Data entries for graphics:
* Begin *

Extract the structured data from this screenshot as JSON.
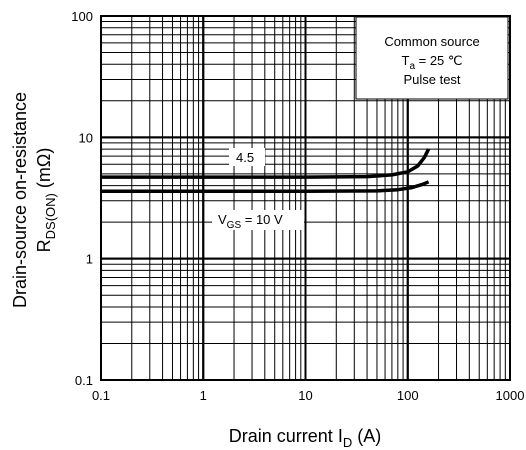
{
  "chart_data": {
    "type": "line",
    "xscale": "log",
    "yscale": "log",
    "xlim": [
      0.1,
      1000
    ],
    "ylim": [
      0.1,
      100
    ],
    "grid": true,
    "x_ticks": [
      "0.1",
      "1",
      "10",
      "100",
      "1000"
    ],
    "y_ticks": [
      "0.1",
      "1",
      "10",
      "100"
    ],
    "xlabel": {
      "main": "Drain current",
      "symbol": "I",
      "sub": "D",
      "unit": "(A)"
    },
    "ylabel": {
      "line1": "Drain-source on-resistance",
      "symbol": "R",
      "sub": "DS(ON)",
      "unit": "(mΩ)"
    },
    "conditions": {
      "line1": "Common source",
      "t_symbol": "T",
      "t_sub": "a",
      "t_value": " = 25 ℃",
      "line3": "Pulse test"
    },
    "series": [
      {
        "label_main": "4.5",
        "points": [
          [
            0.1,
            4.7
          ],
          [
            1,
            4.7
          ],
          [
            10,
            4.7
          ],
          [
            40,
            4.75
          ],
          [
            70,
            4.9
          ],
          [
            100,
            5.2
          ],
          [
            125,
            5.8
          ],
          [
            145,
            6.8
          ],
          [
            160,
            8.0
          ]
        ]
      },
      {
        "label_main": "V",
        "label_sub": "GS",
        "label_rest": " = 10 V",
        "points": [
          [
            0.1,
            3.6
          ],
          [
            1,
            3.6
          ],
          [
            10,
            3.6
          ],
          [
            50,
            3.62
          ],
          [
            80,
            3.7
          ],
          [
            110,
            3.85
          ],
          [
            140,
            4.1
          ],
          [
            160,
            4.3
          ]
        ]
      }
    ]
  }
}
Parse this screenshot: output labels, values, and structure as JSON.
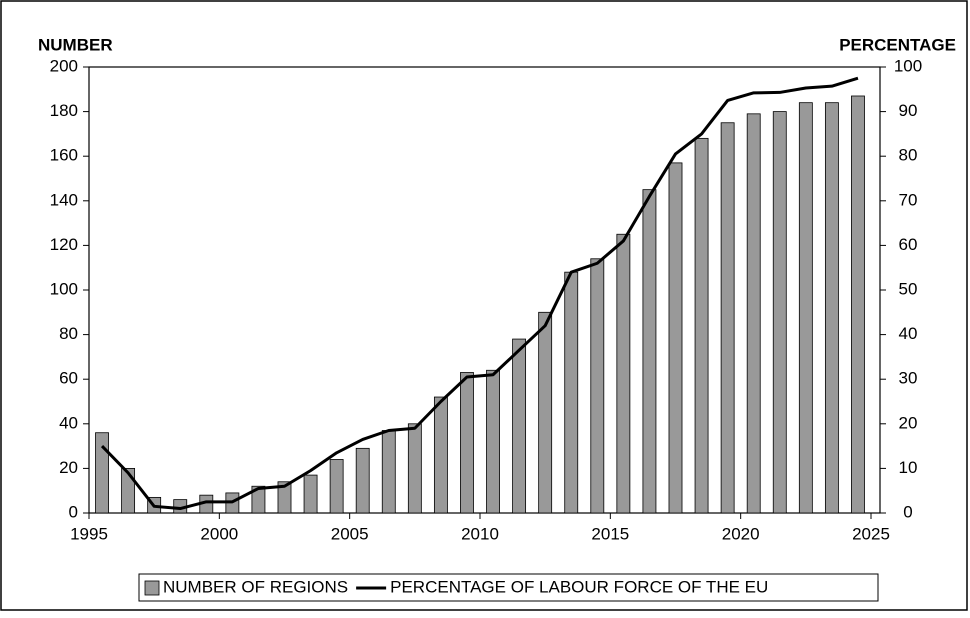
{
  "chart_data": {
    "type": "bar",
    "y_label": "NUMBER",
    "y2_label": "PERCENTAGE",
    "x": [
      1995.5,
      1996.5,
      1997.5,
      1998.5,
      1999.5,
      2000.5,
      2001.5,
      2002.5,
      2003.5,
      2004.5,
      2005.5,
      2006.5,
      2007.5,
      2008.5,
      2009.5,
      2010.5,
      2011.5,
      2012.5,
      2013.5,
      2014.5,
      2015.5,
      2016.5,
      2017.5,
      2018.5,
      2019.5,
      2020.5,
      2021.5,
      2022.5,
      2023.5,
      2024.5
    ],
    "series": [
      {
        "name": "NUMBER OF REGIONS",
        "type": "bar",
        "color": "#999999",
        "values": [
          36,
          20,
          7,
          6,
          8,
          9,
          12,
          14,
          17,
          24,
          29,
          37,
          40,
          52,
          63,
          64,
          78,
          90,
          108,
          114,
          125,
          145,
          157,
          168,
          175,
          179,
          180,
          184,
          184,
          187
        ]
      },
      {
        "name": "PERCENTAGE OF LABOUR FORCE OF THE EU",
        "type": "line",
        "color": "#000000",
        "axis": "y2",
        "values": [
          15,
          9,
          1.5,
          1,
          2.5,
          2.5,
          5.5,
          6,
          9.5,
          13.5,
          16.5,
          18.5,
          19,
          25,
          30.5,
          31,
          36.5,
          42,
          54,
          56,
          61,
          71,
          80.5,
          85,
          92.5,
          94.2,
          94.3,
          95.3,
          95.7,
          97.5
        ]
      }
    ],
    "xlim": [
      1995,
      2025
    ],
    "xticks": [
      1995,
      2000,
      2005,
      2010,
      2015,
      2020,
      2025
    ],
    "ylim": [
      0,
      200
    ],
    "yticks": [
      0,
      20,
      40,
      60,
      80,
      100,
      120,
      140,
      160,
      180,
      200
    ],
    "y2lim": [
      0,
      100
    ],
    "y2ticks": [
      0,
      10,
      20,
      30,
      40,
      50,
      60,
      70,
      80,
      90,
      100
    ],
    "legend": "bottom"
  }
}
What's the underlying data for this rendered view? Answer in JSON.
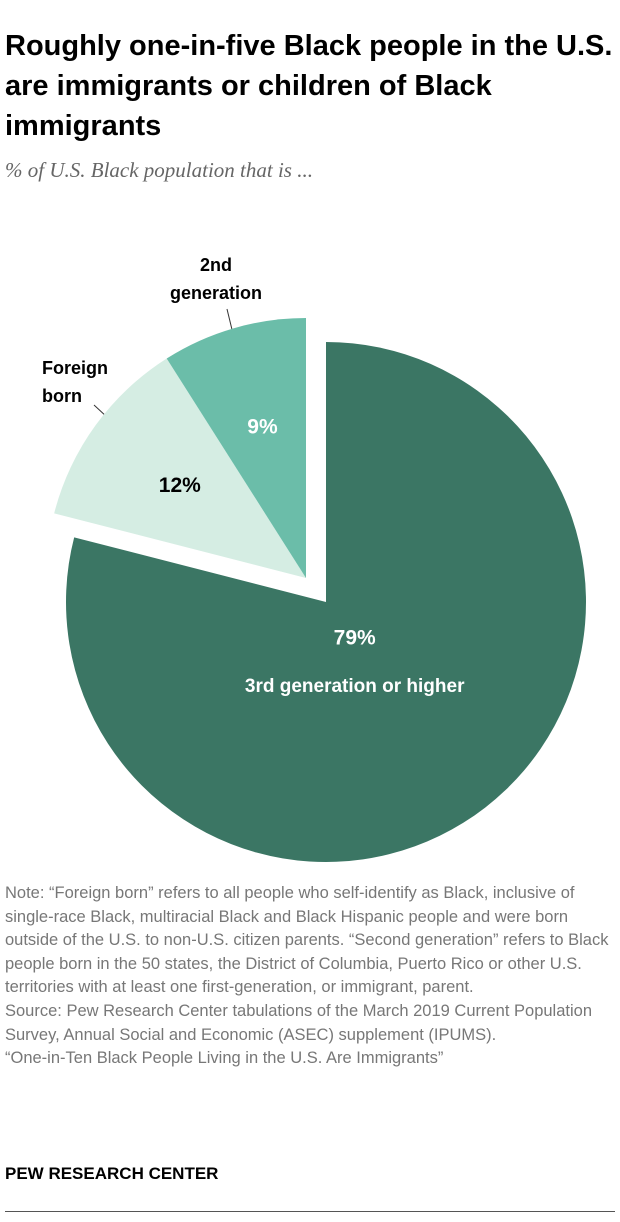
{
  "chart_data": {
    "type": "pie",
    "title": "Roughly one-in-five Black people in the U.S. are immigrants or children of Black immigrants",
    "subtitle": "% of U.S. Black population that is ...",
    "categories": [
      "3rd generation or higher",
      "Foreign born",
      "2nd generation"
    ],
    "values": [
      79,
      12,
      9
    ],
    "value_labels": [
      "79%",
      "12%",
      "9%"
    ],
    "colors": [
      "#3b7664",
      "#d5ede3",
      "#6bbda9"
    ],
    "note": "Note: “Foreign born” refers to all people who self-identify as Black, inclusive of single-race Black, multiracial Black and Black Hispanic people and were born outside of the U.S. to non-U.S. citizen parents. “Second generation” refers to Black people born in the 50 states, the District of Columbia, Puerto Rico or other U.S. territories with at least one first-generation, or immigrant, parent.",
    "source": "Source: Pew Research Center tabulations of the March 2019 Current Population Survey, Annual Social and Economic (ASEC) supplement (IPUMS).",
    "report": "“One-in-Ten Black People Living in the U.S. Are Immigrants”",
    "footer": "PEW RESEARCH CENTER"
  }
}
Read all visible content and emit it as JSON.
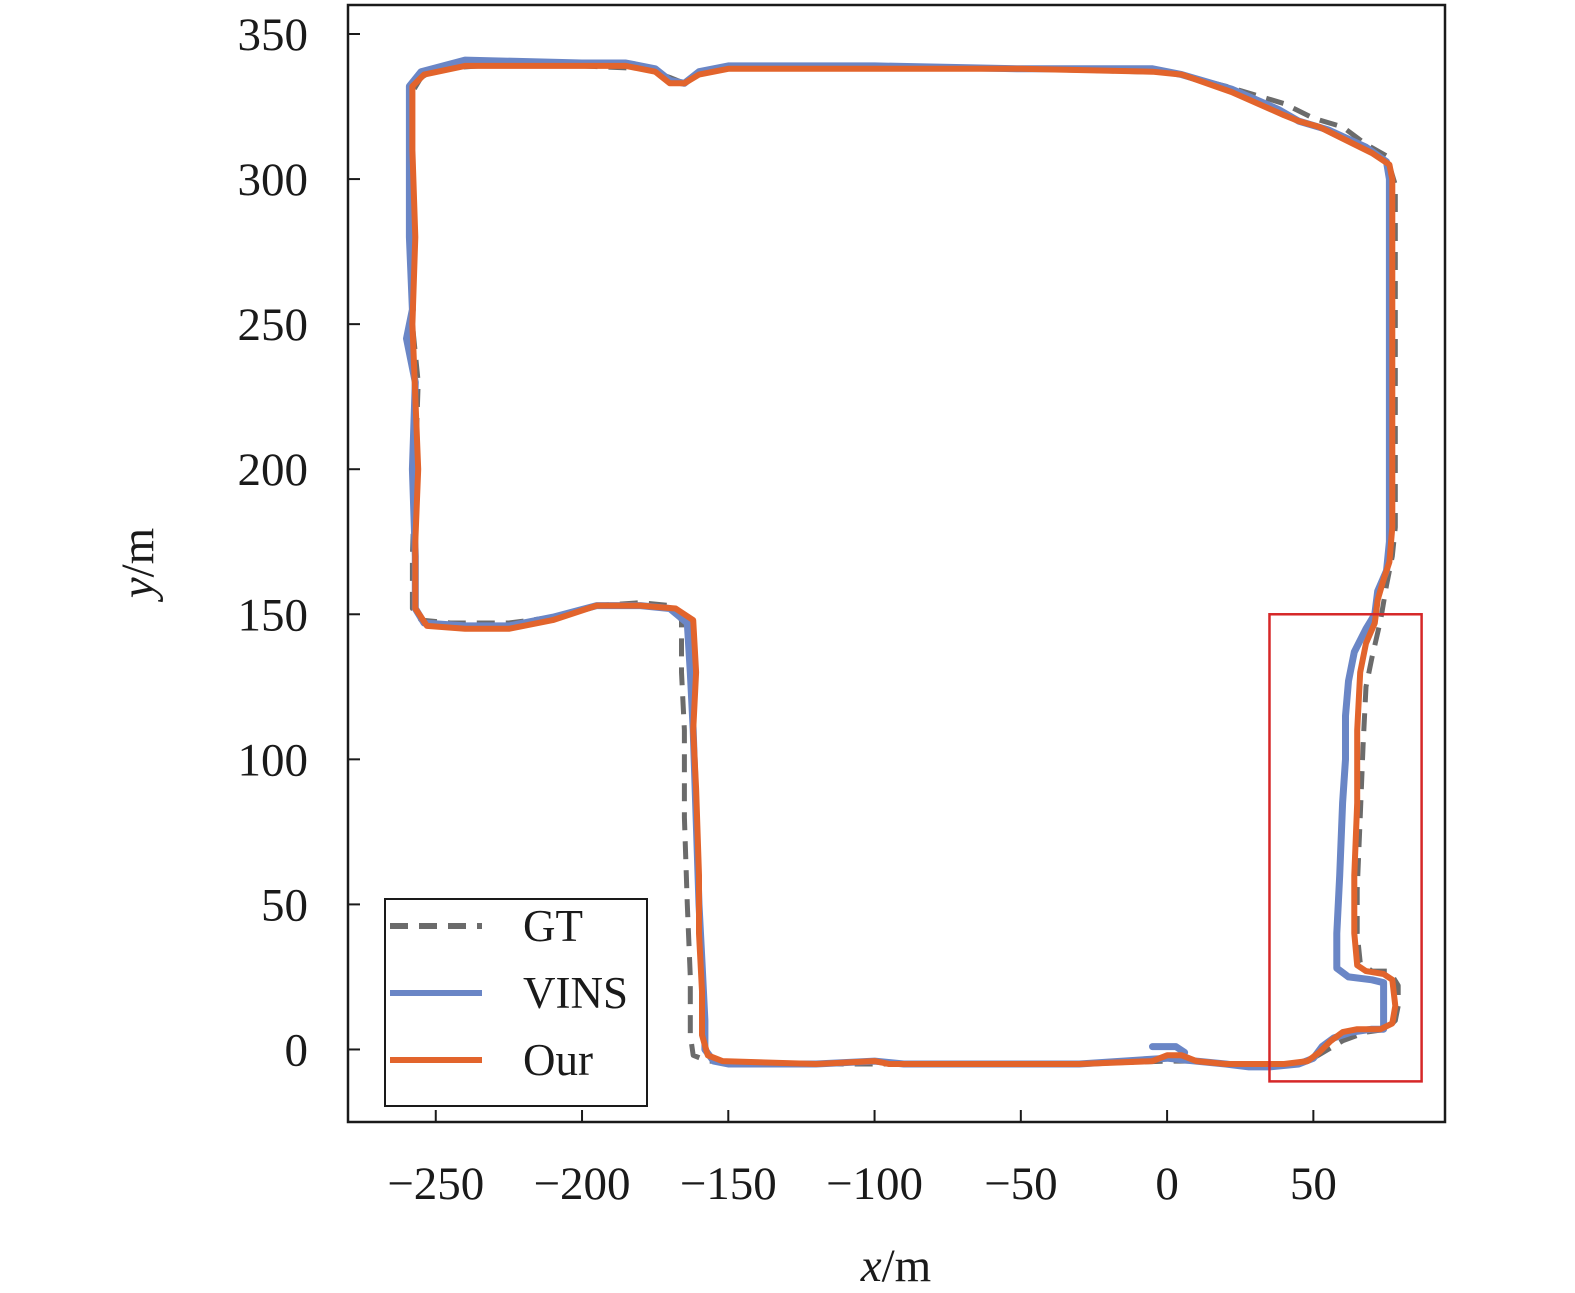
{
  "chart_data": {
    "type": "line",
    "title": "",
    "xlabel_var": "x",
    "xlabel_unit": "/m",
    "ylabel_var": "y",
    "ylabel_unit": "/m",
    "xlim": [
      -280,
      95
    ],
    "ylim": [
      -25,
      360
    ],
    "xticks": [
      -250,
      -200,
      -150,
      -100,
      -50,
      0,
      50
    ],
    "yticks": [
      0,
      50,
      100,
      150,
      200,
      250,
      300,
      350
    ],
    "xtick_labels": [
      "−250",
      "−200",
      "−150",
      "−100",
      "−50",
      "0",
      "50"
    ],
    "ytick_labels": [
      "0",
      "50",
      "100",
      "150",
      "200",
      "250",
      "300",
      "350"
    ],
    "grid": false,
    "legend_position": "lower-left",
    "highlight_box": {
      "x": [
        35,
        87
      ],
      "y": [
        -11,
        150
      ],
      "color": "#d62728"
    },
    "series": [
      {
        "name": "GT",
        "color": "#6b6b6b",
        "style": "dashed",
        "points": [
          [
            38,
            -6
          ],
          [
            30,
            -5
          ],
          [
            20,
            -5
          ],
          [
            10,
            -4
          ],
          [
            0,
            -4
          ],
          [
            -30,
            -5
          ],
          [
            -60,
            -5
          ],
          [
            -100,
            -5
          ],
          [
            -130,
            -5
          ],
          [
            -157,
            -4
          ],
          [
            -162,
            -2
          ],
          [
            -163,
            5
          ],
          [
            -163,
            25
          ],
          [
            -164,
            50
          ],
          [
            -165,
            80
          ],
          [
            -165,
            110
          ],
          [
            -166,
            130
          ],
          [
            -166,
            148
          ],
          [
            -170,
            153
          ],
          [
            -180,
            154
          ],
          [
            -195,
            153
          ],
          [
            -210,
            149
          ],
          [
            -225,
            147
          ],
          [
            -245,
            147
          ],
          [
            -255,
            148
          ],
          [
            -258,
            152
          ],
          [
            -258,
            170
          ],
          [
            -257,
            200
          ],
          [
            -256,
            230
          ],
          [
            -258,
            250
          ],
          [
            -258,
            280
          ],
          [
            -258,
            310
          ],
          [
            -258,
            330
          ],
          [
            -255,
            335
          ],
          [
            -250,
            338
          ],
          [
            -235,
            339
          ],
          [
            -200,
            339
          ],
          [
            -178,
            338
          ],
          [
            -170,
            335
          ],
          [
            -165,
            333
          ],
          [
            -160,
            336
          ],
          [
            -150,
            338
          ],
          [
            -100,
            338
          ],
          [
            -50,
            338
          ],
          [
            -10,
            337
          ],
          [
            0,
            337
          ],
          [
            20,
            332
          ],
          [
            40,
            326
          ],
          [
            50,
            321
          ],
          [
            60,
            318
          ],
          [
            68,
            312
          ],
          [
            75,
            308
          ],
          [
            78,
            298
          ],
          [
            78,
            250
          ],
          [
            78,
            200
          ],
          [
            78,
            180
          ],
          [
            77,
            170
          ],
          [
            75,
            160
          ],
          [
            73,
            148
          ],
          [
            70,
            135
          ],
          [
            68,
            125
          ],
          [
            67,
            105
          ],
          [
            66,
            80
          ],
          [
            65,
            55
          ],
          [
            65,
            40
          ],
          [
            66,
            30
          ],
          [
            70,
            27
          ],
          [
            76,
            27
          ],
          [
            79,
            22
          ],
          [
            79,
            15
          ],
          [
            78,
            10
          ],
          [
            75,
            7
          ],
          [
            68,
            6
          ],
          [
            60,
            3
          ],
          [
            55,
            0
          ],
          [
            50,
            -3
          ],
          [
            45,
            -5
          ],
          [
            38,
            -6
          ]
        ]
      },
      {
        "name": "VINS",
        "color": "#6a86c6",
        "style": "solid",
        "points": [
          [
            -5,
            1
          ],
          [
            3,
            1
          ],
          [
            6,
            -1
          ],
          [
            3,
            -3
          ],
          [
            0,
            -3
          ],
          [
            10,
            -4
          ],
          [
            20,
            -5
          ],
          [
            28,
            -6
          ],
          [
            35,
            -6
          ],
          [
            45,
            -5
          ],
          [
            50,
            -3
          ],
          [
            53,
            1
          ],
          [
            57,
            4
          ],
          [
            63,
            6
          ],
          [
            70,
            7
          ],
          [
            74,
            7
          ],
          [
            74,
            15
          ],
          [
            74,
            23
          ],
          [
            70,
            24
          ],
          [
            62,
            25
          ],
          [
            58,
            28
          ],
          [
            58,
            40
          ],
          [
            59,
            60
          ],
          [
            60,
            85
          ],
          [
            61,
            100
          ],
          [
            61,
            115
          ],
          [
            62,
            127
          ],
          [
            64,
            137
          ],
          [
            68,
            145
          ],
          [
            71,
            150
          ],
          [
            72,
            158
          ],
          [
            75,
            165
          ],
          [
            76,
            175
          ],
          [
            76,
            200
          ],
          [
            76,
            250
          ],
          [
            76,
            300
          ],
          [
            75,
            306
          ],
          [
            68,
            311
          ],
          [
            55,
            317
          ],
          [
            45,
            320
          ],
          [
            38,
            324
          ],
          [
            22,
            331
          ],
          [
            5,
            336
          ],
          [
            -5,
            338
          ],
          [
            -50,
            338
          ],
          [
            -100,
            339
          ],
          [
            -150,
            339
          ],
          [
            -160,
            337
          ],
          [
            -165,
            333
          ],
          [
            -170,
            334
          ],
          [
            -175,
            338
          ],
          [
            -185,
            340
          ],
          [
            -200,
            340
          ],
          [
            -240,
            341
          ],
          [
            -255,
            337
          ],
          [
            -259,
            332
          ],
          [
            -259,
            310
          ],
          [
            -259,
            280
          ],
          [
            -258,
            255
          ],
          [
            -260,
            245
          ],
          [
            -257,
            230
          ],
          [
            -258,
            200
          ],
          [
            -257,
            170
          ],
          [
            -257,
            152
          ],
          [
            -254,
            147
          ],
          [
            -240,
            146
          ],
          [
            -225,
            146
          ],
          [
            -210,
            149
          ],
          [
            -195,
            153
          ],
          [
            -180,
            153
          ],
          [
            -170,
            152
          ],
          [
            -164,
            147
          ],
          [
            -163,
            130
          ],
          [
            -162,
            110
          ],
          [
            -161,
            80
          ],
          [
            -160,
            50
          ],
          [
            -159,
            30
          ],
          [
            -158,
            10
          ],
          [
            -158,
            0
          ],
          [
            -155,
            -4
          ],
          [
            -150,
            -5
          ],
          [
            -120,
            -5
          ],
          [
            -100,
            -4
          ],
          [
            -90,
            -5
          ],
          [
            -60,
            -5
          ],
          [
            -30,
            -5
          ],
          [
            0,
            -3
          ]
        ]
      },
      {
        "name": "Our",
        "color": "#e2642c",
        "style": "solid",
        "points": [
          [
            0,
            -2
          ],
          [
            5,
            -2
          ],
          [
            10,
            -4
          ],
          [
            20,
            -5
          ],
          [
            30,
            -5
          ],
          [
            40,
            -5
          ],
          [
            48,
            -4
          ],
          [
            52,
            -1
          ],
          [
            56,
            3
          ],
          [
            60,
            6
          ],
          [
            65,
            7
          ],
          [
            73,
            7
          ],
          [
            77,
            9
          ],
          [
            78,
            15
          ],
          [
            77,
            24
          ],
          [
            74,
            26
          ],
          [
            68,
            27
          ],
          [
            65,
            29
          ],
          [
            64,
            40
          ],
          [
            64,
            60
          ],
          [
            65,
            85
          ],
          [
            65,
            110
          ],
          [
            66,
            130
          ],
          [
            68,
            140
          ],
          [
            71,
            147
          ],
          [
            72,
            155
          ],
          [
            74,
            162
          ],
          [
            76,
            168
          ],
          [
            77,
            180
          ],
          [
            77,
            210
          ],
          [
            77,
            250
          ],
          [
            77,
            280
          ],
          [
            77,
            300
          ],
          [
            76,
            305
          ],
          [
            70,
            309
          ],
          [
            60,
            314
          ],
          [
            52,
            318
          ],
          [
            45,
            320
          ],
          [
            40,
            322
          ],
          [
            22,
            330
          ],
          [
            5,
            336
          ],
          [
            -5,
            337
          ],
          [
            -50,
            338
          ],
          [
            -100,
            338
          ],
          [
            -150,
            338
          ],
          [
            -160,
            336
          ],
          [
            -165,
            333
          ],
          [
            -170,
            333
          ],
          [
            -175,
            337
          ],
          [
            -185,
            339
          ],
          [
            -200,
            339
          ],
          [
            -240,
            339
          ],
          [
            -254,
            336
          ],
          [
            -258,
            332
          ],
          [
            -258,
            310
          ],
          [
            -257,
            280
          ],
          [
            -258,
            250
          ],
          [
            -257,
            225
          ],
          [
            -256,
            200
          ],
          [
            -257,
            175
          ],
          [
            -257,
            152
          ],
          [
            -253,
            146
          ],
          [
            -240,
            145
          ],
          [
            -225,
            145
          ],
          [
            -210,
            148
          ],
          [
            -195,
            153
          ],
          [
            -180,
            153
          ],
          [
            -168,
            152
          ],
          [
            -162,
            148
          ],
          [
            -161,
            130
          ],
          [
            -162,
            110
          ],
          [
            -161,
            90
          ],
          [
            -160,
            60
          ],
          [
            -160,
            40
          ],
          [
            -159,
            20
          ],
          [
            -159,
            5
          ],
          [
            -157,
            -2
          ],
          [
            -152,
            -4
          ],
          [
            -120,
            -5
          ],
          [
            -100,
            -4
          ],
          [
            -95,
            -5
          ],
          [
            -60,
            -5
          ],
          [
            -30,
            -5
          ],
          [
            -5,
            -4
          ],
          [
            0,
            -2
          ]
        ]
      }
    ]
  }
}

* End *

## [What the task asks]
Find how many lines in the material hold the word "born" and state that number alone.

## [Result below]
2